[WHAT YOU ARE ASKED TO DO]:
Omit every image, and transcribe the remaining entries exactly as given.
==*==
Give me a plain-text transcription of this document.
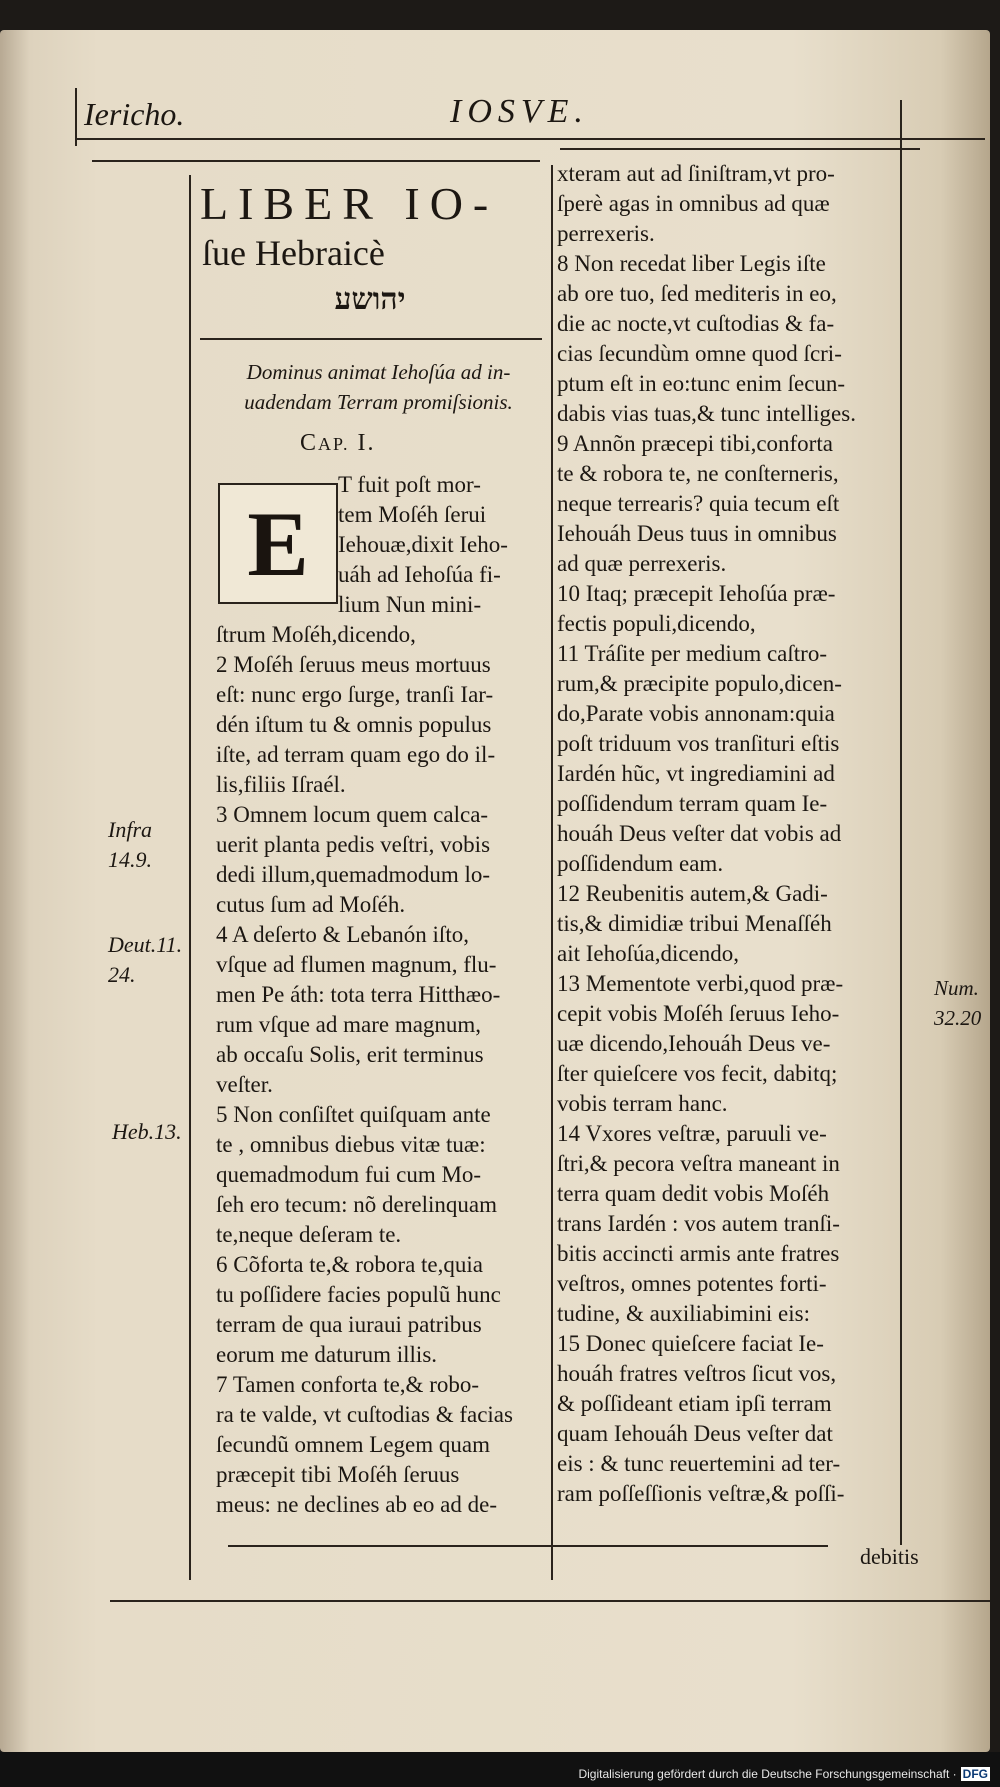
Iericho.	IOSVE.
LIBER IO-
ſue Hebraicè
יהושע
Dominus animat Iehoſúa ad in-
uadendam Terram promiſsionis.
CAP. I.
E
T fuit poſt mor-
tem Moſéh ſerui
Iehouæ,dixit Ieho-
uáh ad Iehoſúa fi-
lium Nun mini-
ſtrum Moſéh,dicendo,
2 Moſéh ſeruus meus mortuus
eſt: nunc ergo ſurge, tranſi Iar-
dén iſtum tu & omnis populus
iſte, ad terram quam ego do il-
lis,filiis Iſraél.
3 Omnem locum quem calca-
uerit planta pedis veſtri, vobis
dedi illum,quemadmodum lo-
cutus ſum ad Moſéh.
4 A deſerto & Lebanón iſto,
vſque ad flumen magnum, flu-
men Pe áth: tota terra Hitthæo-
rum vſque ad mare magnum,
ab occaſu Solis, erit terminus
veſter.
5 Non conſiſtet quiſquam ante
te , omnibus diebus vitæ tuæ:
quemadmodum fui cum Mo-
ſeh ero tecum: nõ derelinquam
te,neque deſeram te.
6 Cõforta te,& robora te,quia
tu poſſidere facies populũ hunc
terram de qua iuraui patribus
eorum me daturum illis.
7 Tamen conforta te,& robo-
ra te valde, vt cuſtodias & facias
ſecundũ omnem Legem quam
præcepit tibi Moſéh ſeruus
meus: ne declines ab eo ad de-
xteram aut ad ſiniſtram,vt pro-
ſperè agas in omnibus ad quæ
perrexeris.
8 Non recedat liber Legis iſte
ab ore tuo, ſed mediteris in eo,
die ac nocte,vt cuſtodias & fa-
cias ſecundùm omne quod ſcri-
ptum eſt in eo:tunc enim ſecun-
dabis vias tuas,& tunc intelliges.
9 Annõn præcepi tibi,conforta
te & robora te, ne conſterneris,
neque terrearis? quia tecum eſt
Iehouáh Deus tuus in omnibus
ad quæ perrexeris.
10 Itaq; præcepit Iehoſúa præ-
fectis populi,dicendo,
11 Tráſite per medium caſtro-
rum,& præcipite populo,dicen-
do,Parate vobis annonam:quia
poſt triduum vos tranſituri eſtis
Iardén hũc, vt ingrediamini ad
poſſidendum terram quam Ie-
houáh Deus veſter dat vobis ad
poſſidendum eam.
12 Reubenitis autem,& Gadi-
tis,& dimidiæ tribui Menaſſéh
ait Iehoſúa,dicendo,
13 Mementote verbi,quod præ-
cepit vobis Moſéh ſeruus Ieho-
uæ dicendo,Iehouáh Deus ve-
ſter quieſcere vos fecit, dabitq;
vobis terram hanc.
14 Vxores veſtræ, paruuli ve-
ſtri,& pecora veſtra maneant in
terra quam dedit vobis Moſéh
trans Iardén : vos autem tranſi-
bitis accincti armis ante fratres
veſtros, omnes potentes forti-
tudine, & auxiliabimini eis:
15 Donec quieſcere faciat Ie-
houáh fratres veſtros ſicut vos,
& poſſideant etiam ipſi terram
quam Iehouáh Deus veſter dat
eis : & tunc reuertemini ad ter-
ram poſſeſſionis veſtræ,& poſſi-
Infra
14.9.
Deut.11.
24.
Heb.13.
Num.
32.20
debitis
Digitalisierung gefördert durch die Deutsche Forschungsgemeinschaft · DFG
==*==
[TASK RESPONSE]:
Give me a plain-text transcription of this document.
Iericho.	IOSVE.
LIBER IO-
ſue Hebraicè
יהושע
Dominus animat Iehoſúa ad in-
uadendam Terram promiſsionis.
CAP. I.
E
T fuit poſt mor-
tem Moſéh ſerui
Iehouæ,dixit Ieho-
uáh ad Iehoſúa fi-
lium Nun mini-
ſtrum Moſéh,dicendo,
2 Moſéh ſeruus meus mortuus
eſt: nunc ergo ſurge, tranſi Iar-
dén iſtum tu & omnis populus
iſte, ad terram quam ego do il-
lis,filiis Iſraél.
3 Omnem locum quem calca-
uerit planta pedis veſtri, vobis
dedi illum,quemadmodum lo-
cutus ſum ad Moſéh.
4 A deſerto & Lebanón iſto,
vſque ad flumen magnum, flu-
men Pe áth: tota terra Hitthæo-
rum vſque ad mare magnum,
ab occaſu Solis, erit terminus
veſter.
5 Non conſiſtet quiſquam ante
te , omnibus diebus vitæ tuæ:
quemadmodum fui cum Mo-
ſeh ero tecum: nõ derelinquam
te,neque deſeram te.
6 Cõforta te,& robora te,quia
tu poſſidere facies populũ hunc
terram de qua iuraui patribus
eorum me daturum illis.
7 Tamen conforta te,& robo-
ra te valde, vt cuſtodias & facias
ſecundũ omnem Legem quam
præcepit tibi Moſéh ſeruus
meus: ne declines ab eo ad de-
xteram aut ad ſiniſtram,vt pro-
ſperè agas in omnibus ad quæ
perrexeris.
8 Non recedat liber Legis iſte
ab ore tuo, ſed mediteris in eo,
die ac nocte,vt cuſtodias & fa-
cias ſecundùm omne quod ſcri-
ptum eſt in eo:tunc enim ſecun-
dabis vias tuas,& tunc intelliges.
9 Annõn præcepi tibi,conforta
te & robora te, ne conſterneris,
neque terrearis? quia tecum eſt
Iehouáh Deus tuus in omnibus
ad quæ perrexeris.
10 Itaq; præcepit Iehoſúa præ-
fectis populi,dicendo,
11 Tráſite per medium caſtro-
rum,& præcipite populo,dicen-
do,Parate vobis annonam:quia
poſt triduum vos tranſituri eſtis
Iardén hũc, vt ingrediamini ad
poſſidendum terram quam Ie-
houáh Deus veſter dat vobis ad
poſſidendum eam.
12 Reubenitis autem,& Gadi-
tis,& dimidiæ tribui Menaſſéh
ait Iehoſúa,dicendo,
13 Mementote verbi,quod præ-
cepit vobis Moſéh ſeruus Ieho-
uæ dicendo,Iehouáh Deus ve-
ſter quieſcere vos fecit, dabitq;
vobis terram hanc.
14 Vxores veſtræ, paruuli ve-
ſtri,& pecora veſtra maneant in
terra quam dedit vobis Moſéh
trans Iardén : vos autem tranſi-
bitis accincti armis ante fratres
veſtros, omnes potentes forti-
tudine, & auxiliabimini eis:
15 Donec quieſcere faciat Ie-
houáh fratres veſtros ſicut vos,
& poſſideant etiam ipſi terram
quam Iehouáh Deus veſter dat
eis : & tunc reuertemini ad ter-
ram poſſeſſionis veſtræ,& poſſi-
Infra
14.9.
Deut.11.
24.
Heb.13.
Num.
32.20
debitis
Digitalisierung gefördert durch die Deutsche Forschungsgemeinschaft · DFG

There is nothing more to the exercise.